▸ Exercise task
Copy out the listing that follows, exact in every word, and skip the images.

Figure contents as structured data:
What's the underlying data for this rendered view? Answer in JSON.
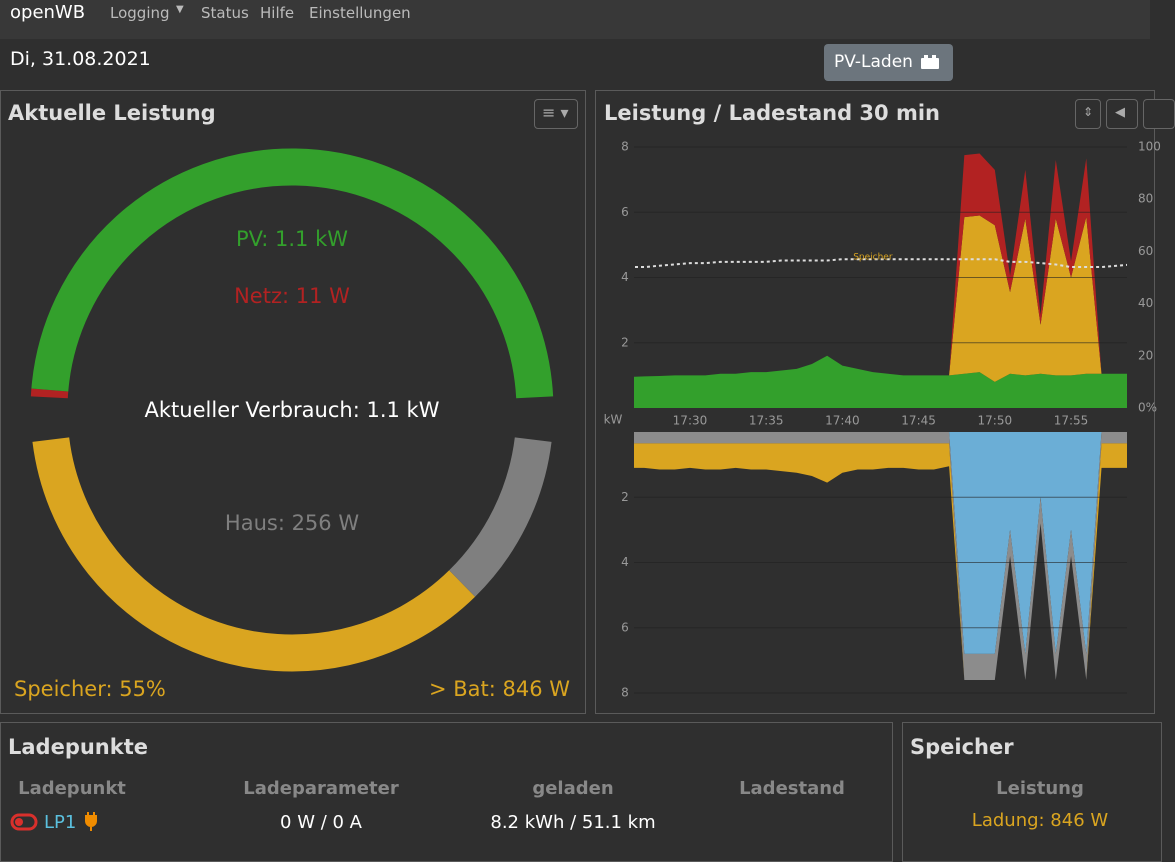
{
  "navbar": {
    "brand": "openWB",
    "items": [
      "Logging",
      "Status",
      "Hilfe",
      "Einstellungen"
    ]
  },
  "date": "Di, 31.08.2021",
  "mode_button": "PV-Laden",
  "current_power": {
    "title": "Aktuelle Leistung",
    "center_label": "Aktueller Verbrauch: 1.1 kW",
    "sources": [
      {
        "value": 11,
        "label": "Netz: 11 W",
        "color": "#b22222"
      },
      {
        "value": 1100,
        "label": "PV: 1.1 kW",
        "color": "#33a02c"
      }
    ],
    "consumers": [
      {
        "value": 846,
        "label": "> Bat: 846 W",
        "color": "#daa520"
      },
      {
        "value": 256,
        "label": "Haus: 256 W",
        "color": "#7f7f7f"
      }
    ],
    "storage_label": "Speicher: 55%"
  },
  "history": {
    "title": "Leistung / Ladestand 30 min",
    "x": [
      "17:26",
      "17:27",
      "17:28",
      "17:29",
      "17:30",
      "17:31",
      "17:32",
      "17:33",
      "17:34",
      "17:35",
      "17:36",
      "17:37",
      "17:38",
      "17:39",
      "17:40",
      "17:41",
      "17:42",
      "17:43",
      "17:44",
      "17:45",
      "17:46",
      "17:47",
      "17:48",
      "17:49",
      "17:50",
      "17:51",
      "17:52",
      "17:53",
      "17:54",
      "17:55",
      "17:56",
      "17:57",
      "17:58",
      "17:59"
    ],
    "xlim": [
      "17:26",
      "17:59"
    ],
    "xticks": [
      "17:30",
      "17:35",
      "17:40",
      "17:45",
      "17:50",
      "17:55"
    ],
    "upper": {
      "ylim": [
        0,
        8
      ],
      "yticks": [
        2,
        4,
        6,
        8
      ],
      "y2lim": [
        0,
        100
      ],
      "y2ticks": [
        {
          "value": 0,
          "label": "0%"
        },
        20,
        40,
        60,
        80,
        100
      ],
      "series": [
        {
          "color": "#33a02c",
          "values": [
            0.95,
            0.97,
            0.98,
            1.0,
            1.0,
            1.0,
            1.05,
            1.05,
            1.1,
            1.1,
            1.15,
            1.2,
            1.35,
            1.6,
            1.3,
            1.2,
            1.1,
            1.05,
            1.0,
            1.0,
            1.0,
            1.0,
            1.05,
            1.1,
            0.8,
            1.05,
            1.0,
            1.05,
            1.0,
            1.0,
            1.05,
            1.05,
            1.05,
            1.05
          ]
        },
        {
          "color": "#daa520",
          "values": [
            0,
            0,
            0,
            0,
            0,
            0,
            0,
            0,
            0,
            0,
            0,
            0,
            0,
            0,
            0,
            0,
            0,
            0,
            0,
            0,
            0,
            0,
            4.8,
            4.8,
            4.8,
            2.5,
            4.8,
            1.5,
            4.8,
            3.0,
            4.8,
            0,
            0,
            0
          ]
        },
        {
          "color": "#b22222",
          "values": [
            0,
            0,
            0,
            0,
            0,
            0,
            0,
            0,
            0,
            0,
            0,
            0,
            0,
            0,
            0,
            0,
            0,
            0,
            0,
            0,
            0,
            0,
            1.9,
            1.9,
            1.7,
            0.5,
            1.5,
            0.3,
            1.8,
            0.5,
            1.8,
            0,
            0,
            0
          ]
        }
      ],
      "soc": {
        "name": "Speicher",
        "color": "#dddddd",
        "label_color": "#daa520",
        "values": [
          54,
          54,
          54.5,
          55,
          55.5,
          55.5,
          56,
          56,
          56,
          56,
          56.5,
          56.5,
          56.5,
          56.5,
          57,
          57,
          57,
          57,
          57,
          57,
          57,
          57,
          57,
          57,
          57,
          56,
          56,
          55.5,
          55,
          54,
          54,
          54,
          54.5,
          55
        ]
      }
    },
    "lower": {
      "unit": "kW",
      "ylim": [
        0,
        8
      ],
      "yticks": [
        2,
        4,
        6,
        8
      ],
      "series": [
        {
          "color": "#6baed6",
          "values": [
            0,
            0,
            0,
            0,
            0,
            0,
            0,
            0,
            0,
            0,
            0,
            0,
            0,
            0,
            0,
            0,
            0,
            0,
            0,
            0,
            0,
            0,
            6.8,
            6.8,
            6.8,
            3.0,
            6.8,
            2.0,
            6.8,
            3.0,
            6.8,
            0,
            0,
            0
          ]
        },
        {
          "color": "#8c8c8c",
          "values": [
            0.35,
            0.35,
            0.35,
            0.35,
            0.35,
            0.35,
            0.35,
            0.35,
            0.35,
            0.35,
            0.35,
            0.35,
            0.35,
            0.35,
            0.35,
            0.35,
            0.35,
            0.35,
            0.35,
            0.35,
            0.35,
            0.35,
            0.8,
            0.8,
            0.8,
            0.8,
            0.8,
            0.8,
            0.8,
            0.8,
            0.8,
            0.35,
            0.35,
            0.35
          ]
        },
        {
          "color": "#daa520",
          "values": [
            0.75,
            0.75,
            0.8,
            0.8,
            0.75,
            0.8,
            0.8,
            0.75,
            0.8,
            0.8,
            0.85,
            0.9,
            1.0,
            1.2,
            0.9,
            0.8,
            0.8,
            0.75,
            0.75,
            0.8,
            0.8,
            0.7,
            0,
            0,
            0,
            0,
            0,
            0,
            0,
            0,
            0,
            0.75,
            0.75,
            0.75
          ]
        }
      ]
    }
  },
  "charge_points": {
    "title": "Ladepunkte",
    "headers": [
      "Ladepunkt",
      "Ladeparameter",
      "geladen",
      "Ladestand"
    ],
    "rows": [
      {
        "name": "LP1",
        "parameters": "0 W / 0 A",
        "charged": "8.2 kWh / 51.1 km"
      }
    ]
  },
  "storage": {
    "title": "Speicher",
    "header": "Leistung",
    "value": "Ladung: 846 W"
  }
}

▸ Correct response
What's the underlying data for this rendered view? Answer in JSON.
{
  "navbar": {
    "brand": "openWB",
    "items": [
      "Logging",
      "Status",
      "Hilfe",
      "Einstellungen"
    ]
  },
  "date": "Di, 31.08.2021",
  "mode_button": "PV-Laden",
  "current_power": {
    "title": "Aktuelle Leistung",
    "center_label": "Aktueller Verbrauch: 1.1 kW",
    "sources": [
      {
        "value": 11,
        "label": "Netz: 11 W",
        "color": "#b22222"
      },
      {
        "value": 1100,
        "label": "PV: 1.1 kW",
        "color": "#33a02c"
      }
    ],
    "consumers": [
      {
        "value": 846,
        "label": "> Bat: 846 W",
        "color": "#daa520"
      },
      {
        "value": 256,
        "label": "Haus: 256 W",
        "color": "#7f7f7f"
      }
    ],
    "storage_label": "Speicher: 55%"
  },
  "history": {
    "title": "Leistung / Ladestand 30 min",
    "x": [
      "17:26",
      "17:27",
      "17:28",
      "17:29",
      "17:30",
      "17:31",
      "17:32",
      "17:33",
      "17:34",
      "17:35",
      "17:36",
      "17:37",
      "17:38",
      "17:39",
      "17:40",
      "17:41",
      "17:42",
      "17:43",
      "17:44",
      "17:45",
      "17:46",
      "17:47",
      "17:48",
      "17:49",
      "17:50",
      "17:51",
      "17:52",
      "17:53",
      "17:54",
      "17:55",
      "17:56",
      "17:57",
      "17:58",
      "17:59"
    ],
    "xlim": [
      "17:26",
      "17:59"
    ],
    "xticks": [
      "17:30",
      "17:35",
      "17:40",
      "17:45",
      "17:50",
      "17:55"
    ],
    "upper": {
      "ylim": [
        0,
        8
      ],
      "yticks": [
        2,
        4,
        6,
        8
      ],
      "y2lim": [
        0,
        100
      ],
      "y2ticks": [
        {
          "value": 0,
          "label": "0%"
        },
        20,
        40,
        60,
        80,
        100
      ],
      "series": [
        {
          "color": "#33a02c",
          "values": [
            0.95,
            0.97,
            0.98,
            1.0,
            1.0,
            1.0,
            1.05,
            1.05,
            1.1,
            1.1,
            1.15,
            1.2,
            1.35,
            1.6,
            1.3,
            1.2,
            1.1,
            1.05,
            1.0,
            1.0,
            1.0,
            1.0,
            1.05,
            1.1,
            0.8,
            1.05,
            1.0,
            1.05,
            1.0,
            1.0,
            1.05,
            1.05,
            1.05,
            1.05
          ]
        },
        {
          "color": "#daa520",
          "values": [
            0,
            0,
            0,
            0,
            0,
            0,
            0,
            0,
            0,
            0,
            0,
            0,
            0,
            0,
            0,
            0,
            0,
            0,
            0,
            0,
            0,
            0,
            4.8,
            4.8,
            4.8,
            2.5,
            4.8,
            1.5,
            4.8,
            3.0,
            4.8,
            0,
            0,
            0
          ]
        },
        {
          "color": "#b22222",
          "values": [
            0,
            0,
            0,
            0,
            0,
            0,
            0,
            0,
            0,
            0,
            0,
            0,
            0,
            0,
            0,
            0,
            0,
            0,
            0,
            0,
            0,
            0,
            1.9,
            1.9,
            1.7,
            0.5,
            1.5,
            0.3,
            1.8,
            0.5,
            1.8,
            0,
            0,
            0
          ]
        }
      ],
      "soc": {
        "name": "Speicher",
        "color": "#dddddd",
        "label_color": "#daa520",
        "values": [
          54,
          54,
          54.5,
          55,
          55.5,
          55.5,
          56,
          56,
          56,
          56,
          56.5,
          56.5,
          56.5,
          56.5,
          57,
          57,
          57,
          57,
          57,
          57,
          57,
          57,
          57,
          57,
          57,
          56,
          56,
          55.5,
          55,
          54,
          54,
          54,
          54.5,
          55
        ]
      }
    },
    "lower": {
      "unit": "kW",
      "ylim": [
        0,
        8
      ],
      "yticks": [
        2,
        4,
        6,
        8
      ],
      "series": [
        {
          "color": "#6baed6",
          "values": [
            0,
            0,
            0,
            0,
            0,
            0,
            0,
            0,
            0,
            0,
            0,
            0,
            0,
            0,
            0,
            0,
            0,
            0,
            0,
            0,
            0,
            0,
            6.8,
            6.8,
            6.8,
            3.0,
            6.8,
            2.0,
            6.8,
            3.0,
            6.8,
            0,
            0,
            0
          ]
        },
        {
          "color": "#8c8c8c",
          "values": [
            0.35,
            0.35,
            0.35,
            0.35,
            0.35,
            0.35,
            0.35,
            0.35,
            0.35,
            0.35,
            0.35,
            0.35,
            0.35,
            0.35,
            0.35,
            0.35,
            0.35,
            0.35,
            0.35,
            0.35,
            0.35,
            0.35,
            0.8,
            0.8,
            0.8,
            0.8,
            0.8,
            0.8,
            0.8,
            0.8,
            0.8,
            0.35,
            0.35,
            0.35
          ]
        },
        {
          "color": "#daa520",
          "values": [
            0.75,
            0.75,
            0.8,
            0.8,
            0.75,
            0.8,
            0.8,
            0.75,
            0.8,
            0.8,
            0.85,
            0.9,
            1.0,
            1.2,
            0.9,
            0.8,
            0.8,
            0.75,
            0.75,
            0.8,
            0.8,
            0.7,
            0,
            0,
            0,
            0,
            0,
            0,
            0,
            0,
            0,
            0.75,
            0.75,
            0.75
          ]
        }
      ]
    }
  },
  "charge_points": {
    "title": "Ladepunkte",
    "headers": [
      "Ladepunkt",
      "Ladeparameter",
      "geladen",
      "Ladestand"
    ],
    "rows": [
      {
        "name": "LP1",
        "parameters": "0 W / 0 A",
        "charged": "8.2 kWh / 51.1 km"
      }
    ]
  },
  "storage": {
    "title": "Speicher",
    "header": "Leistung",
    "value": "Ladung: 846 W"
  }
}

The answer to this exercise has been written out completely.